• **Written exercise**: Extract every line below that contains the word "标准条件".

─── Entries provided ───

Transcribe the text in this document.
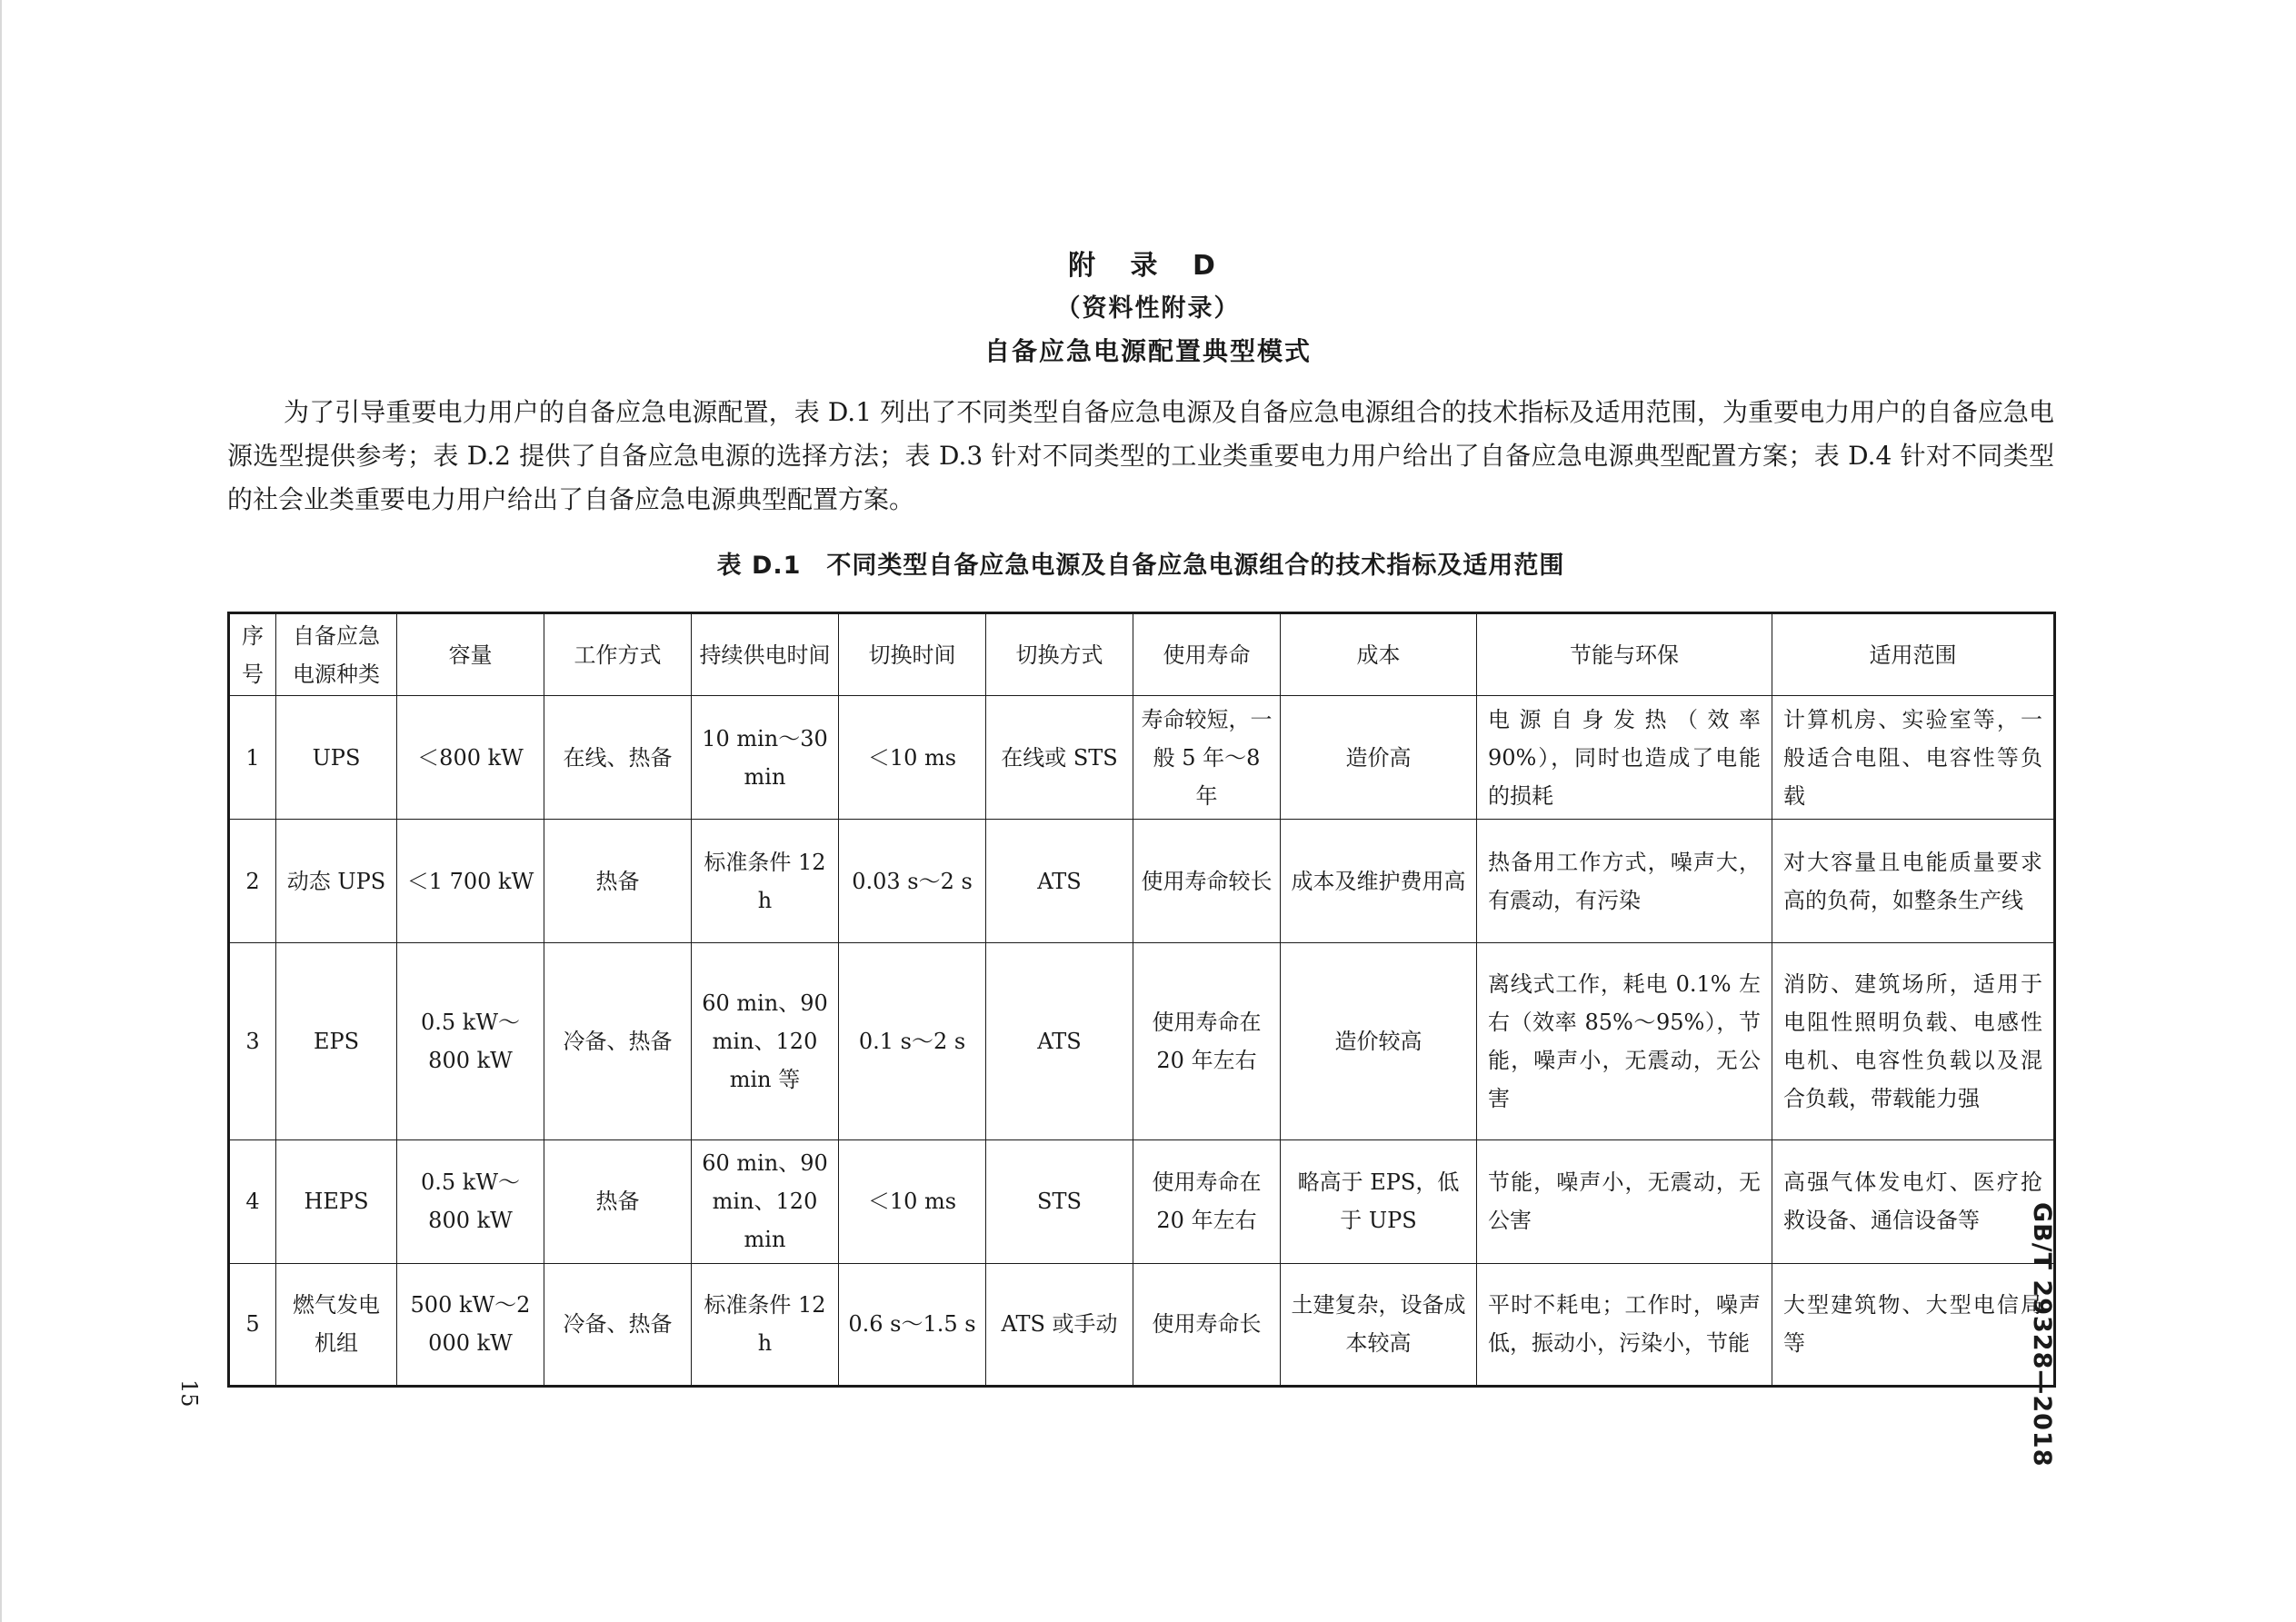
附 录 D
（资料性附录）
自备应急电源配置典型模式

为了引导重要电力用户的自备应急电源配置，表 D.1 列出了不同类型自备应急电源及自备应急电源组合的技术指标及适用范围，为重要电力用户的自备应急电源选型提供参考；表 D.2 提供了自备应急电源的选择方法；表 D.3 针对不同类型的工业类重要电力用户给出了自备应急电源典型配置方案；表 D.4 针对不同类型的社会业类重要电力用户给出了自备应急电源典型配置方案。

表 D.1　不同类型自备应急电源及自备应急电源组合的技术指标及适用范围
序号	自备应急电源种类	容量	工作方式	持续供电时间	切换时间	切换方式	使用寿命	成本	节能与环保	适用范围
1	UPS	＜800 kW	在线、热备	10 min～30 min	＜10 ms	在线或 STS	寿命较短，一般 5 年～8 年	造价高	电源自身发热（效率 90%），同时也造成了电能的损耗	计算机房、实验室等，一般适合电阻、电容性等负载
2	动态 UPS	＜1 700 kW	热备	标准条件 12 h	0.03 s～2 s	ATS	使用寿命较长	成本及维护费用高	热备用工作方式，噪声大，有震动，有污染	对大容量且电能质量要求高的负荷，如整条生产线
3	EPS	0.5 kW～800 kW	冷备、热备	60 min、90 min、120 min 等	0.1 s～2 s	ATS	使用寿命在 20 年左右	造价较高	离线式工作，耗电 0.1% 左右（效率 85%～95%），节能，噪声小，无震动，无公害	消防、建筑场所，适用于电阻性照明负载、电感性电机、电容性负载以及混合负载，带载能力强
4	HEPS	0.5 kW～800 kW	热备	60 min、90 min、120 min	＜10 ms	STS	使用寿命在 20 年左右	略高于 EPS，低于 UPS	节能，噪声小，无震动，无公害	高强气体发电灯、医疗抢救设备、通信设备等
5	燃气发电机组	500 kW～2 000 kW	冷备、热备	标准条件 12 h	0.6 s～1.5 s	ATS 或手动	使用寿命长	土建复杂，设备成本较高	平时不耗电；工作时，噪声低，振动小，污染小，节能	大型建筑物、大型电信局等	GB/T 29328—2018
15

───

• **Completed exercise**:
2	动态 UPS	＜1 700 kW	热备	标准条件 12 h	0.03 s～2 s	ATS	使用寿命较长	成本及维护费用高	热备用工作方式，噪声大，有震动，有污染	对大容量且电能质量要求高的负荷，如整条生产线
5	燃气发电机组	500 kW～2 000 kW	冷备、热备	标准条件 12 h	0.6 s～1.5 s	ATS 或手动	使用寿命长	土建复杂，设备成本较高	平时不耗电；工作时，噪声低，振动小，污染小，节能	大型建筑物、大型电信局等	GB/T 29328—2018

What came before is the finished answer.